SHORT TASK: Please return the rows from the start through the line containing "code-token: ) <box>474 427 491 444</box>", both ends included, copying each line character for character.

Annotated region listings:
-- Begin --

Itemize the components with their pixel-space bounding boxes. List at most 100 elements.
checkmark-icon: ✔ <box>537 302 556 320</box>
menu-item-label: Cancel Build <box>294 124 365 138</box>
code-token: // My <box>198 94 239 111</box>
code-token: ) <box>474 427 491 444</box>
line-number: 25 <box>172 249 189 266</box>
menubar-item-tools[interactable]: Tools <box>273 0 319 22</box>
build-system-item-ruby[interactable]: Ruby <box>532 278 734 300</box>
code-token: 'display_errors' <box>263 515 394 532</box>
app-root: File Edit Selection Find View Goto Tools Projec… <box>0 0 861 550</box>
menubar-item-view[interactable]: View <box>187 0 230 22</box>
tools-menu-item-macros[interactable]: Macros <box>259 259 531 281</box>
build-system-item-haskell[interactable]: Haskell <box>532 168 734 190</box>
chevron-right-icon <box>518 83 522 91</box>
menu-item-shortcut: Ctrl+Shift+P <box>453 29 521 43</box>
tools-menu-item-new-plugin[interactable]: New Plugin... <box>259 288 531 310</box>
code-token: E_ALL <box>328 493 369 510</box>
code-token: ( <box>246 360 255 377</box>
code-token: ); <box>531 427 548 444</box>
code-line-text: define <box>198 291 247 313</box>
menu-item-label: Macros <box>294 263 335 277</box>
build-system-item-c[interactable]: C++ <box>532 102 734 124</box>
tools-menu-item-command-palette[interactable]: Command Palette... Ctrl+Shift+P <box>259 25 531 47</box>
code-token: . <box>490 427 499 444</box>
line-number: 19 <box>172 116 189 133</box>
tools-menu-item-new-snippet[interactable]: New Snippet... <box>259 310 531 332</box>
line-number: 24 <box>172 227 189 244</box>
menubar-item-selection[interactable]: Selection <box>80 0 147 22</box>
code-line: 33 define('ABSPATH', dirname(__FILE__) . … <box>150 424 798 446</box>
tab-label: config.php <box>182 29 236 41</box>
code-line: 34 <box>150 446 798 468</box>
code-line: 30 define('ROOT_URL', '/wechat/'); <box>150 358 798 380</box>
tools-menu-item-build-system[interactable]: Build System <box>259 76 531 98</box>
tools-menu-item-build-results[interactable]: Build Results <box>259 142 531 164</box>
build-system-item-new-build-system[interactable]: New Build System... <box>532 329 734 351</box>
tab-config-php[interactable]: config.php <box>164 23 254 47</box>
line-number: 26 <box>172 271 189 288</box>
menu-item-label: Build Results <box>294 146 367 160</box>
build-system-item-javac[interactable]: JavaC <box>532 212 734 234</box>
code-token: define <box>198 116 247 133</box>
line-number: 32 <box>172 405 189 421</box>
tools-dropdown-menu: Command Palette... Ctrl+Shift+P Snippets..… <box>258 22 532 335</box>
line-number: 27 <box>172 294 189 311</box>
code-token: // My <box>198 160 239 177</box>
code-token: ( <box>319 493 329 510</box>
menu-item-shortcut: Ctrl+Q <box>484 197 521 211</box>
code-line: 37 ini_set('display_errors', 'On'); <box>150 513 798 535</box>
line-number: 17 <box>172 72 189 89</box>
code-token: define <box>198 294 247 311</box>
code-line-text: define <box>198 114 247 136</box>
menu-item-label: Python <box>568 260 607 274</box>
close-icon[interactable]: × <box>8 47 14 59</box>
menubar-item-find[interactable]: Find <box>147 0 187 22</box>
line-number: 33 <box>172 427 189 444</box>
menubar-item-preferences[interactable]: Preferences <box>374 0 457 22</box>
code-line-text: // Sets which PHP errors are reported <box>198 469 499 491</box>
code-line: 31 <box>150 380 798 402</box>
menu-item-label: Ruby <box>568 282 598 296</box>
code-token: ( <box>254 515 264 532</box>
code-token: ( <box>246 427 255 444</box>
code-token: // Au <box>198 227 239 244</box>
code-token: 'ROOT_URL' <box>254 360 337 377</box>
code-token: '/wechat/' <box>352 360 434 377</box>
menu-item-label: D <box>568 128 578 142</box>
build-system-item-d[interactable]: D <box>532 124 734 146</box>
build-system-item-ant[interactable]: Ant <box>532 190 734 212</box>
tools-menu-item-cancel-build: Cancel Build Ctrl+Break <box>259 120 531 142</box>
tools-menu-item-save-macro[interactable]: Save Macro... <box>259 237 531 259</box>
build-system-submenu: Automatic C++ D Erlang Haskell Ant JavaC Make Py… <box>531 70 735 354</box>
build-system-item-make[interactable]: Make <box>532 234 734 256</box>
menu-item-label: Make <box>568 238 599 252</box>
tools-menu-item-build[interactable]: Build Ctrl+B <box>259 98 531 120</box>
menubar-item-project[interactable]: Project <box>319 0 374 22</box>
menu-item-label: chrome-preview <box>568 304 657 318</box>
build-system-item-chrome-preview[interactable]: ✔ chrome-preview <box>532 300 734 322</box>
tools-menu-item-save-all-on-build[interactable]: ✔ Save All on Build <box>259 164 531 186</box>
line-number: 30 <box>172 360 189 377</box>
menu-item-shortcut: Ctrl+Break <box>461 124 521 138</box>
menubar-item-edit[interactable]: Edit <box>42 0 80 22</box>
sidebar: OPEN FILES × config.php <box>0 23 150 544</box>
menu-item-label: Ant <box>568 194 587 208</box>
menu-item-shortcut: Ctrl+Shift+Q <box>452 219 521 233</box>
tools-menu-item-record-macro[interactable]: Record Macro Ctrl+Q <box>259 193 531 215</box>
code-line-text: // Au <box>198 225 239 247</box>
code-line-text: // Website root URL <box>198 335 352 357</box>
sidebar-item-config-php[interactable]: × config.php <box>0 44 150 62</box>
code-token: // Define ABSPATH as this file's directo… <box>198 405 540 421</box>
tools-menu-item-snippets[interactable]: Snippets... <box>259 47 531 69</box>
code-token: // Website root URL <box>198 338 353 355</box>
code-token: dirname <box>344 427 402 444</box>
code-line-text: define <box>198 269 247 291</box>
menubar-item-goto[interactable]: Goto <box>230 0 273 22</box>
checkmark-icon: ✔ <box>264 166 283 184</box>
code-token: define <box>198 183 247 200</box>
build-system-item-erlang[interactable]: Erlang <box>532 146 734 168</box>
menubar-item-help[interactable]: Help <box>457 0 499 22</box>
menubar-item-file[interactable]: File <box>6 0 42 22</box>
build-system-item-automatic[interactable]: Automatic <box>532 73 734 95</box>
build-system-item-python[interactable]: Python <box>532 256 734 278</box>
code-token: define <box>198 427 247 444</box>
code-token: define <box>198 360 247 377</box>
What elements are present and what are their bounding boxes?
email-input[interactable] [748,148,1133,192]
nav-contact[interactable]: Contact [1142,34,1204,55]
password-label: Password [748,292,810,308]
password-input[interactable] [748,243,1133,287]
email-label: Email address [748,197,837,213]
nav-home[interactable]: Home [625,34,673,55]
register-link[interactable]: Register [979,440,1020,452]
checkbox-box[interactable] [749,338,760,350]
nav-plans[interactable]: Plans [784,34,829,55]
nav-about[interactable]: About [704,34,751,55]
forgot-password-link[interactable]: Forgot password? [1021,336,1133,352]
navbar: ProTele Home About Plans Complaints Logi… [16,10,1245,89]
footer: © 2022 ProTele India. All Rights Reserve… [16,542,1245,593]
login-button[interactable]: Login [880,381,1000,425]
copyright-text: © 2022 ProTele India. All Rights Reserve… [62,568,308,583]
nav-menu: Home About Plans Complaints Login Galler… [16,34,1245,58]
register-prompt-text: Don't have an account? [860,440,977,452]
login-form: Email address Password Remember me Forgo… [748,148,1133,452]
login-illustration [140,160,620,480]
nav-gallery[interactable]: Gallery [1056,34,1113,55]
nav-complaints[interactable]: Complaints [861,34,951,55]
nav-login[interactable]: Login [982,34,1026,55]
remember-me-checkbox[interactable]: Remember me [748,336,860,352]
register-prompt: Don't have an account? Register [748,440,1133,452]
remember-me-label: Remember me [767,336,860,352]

-- End --

EXERCISE SOLUTION:
Itemize the components with their pixel-space bounding boxes. List at most 100 elements.
checkmark-icon: ✔ <box>537 302 556 320</box>
menu-item-label: Cancel Build <box>294 124 365 138</box>
code-token: // My <box>198 94 239 111</box>
code-token: ) <box>474 427 491 444</box>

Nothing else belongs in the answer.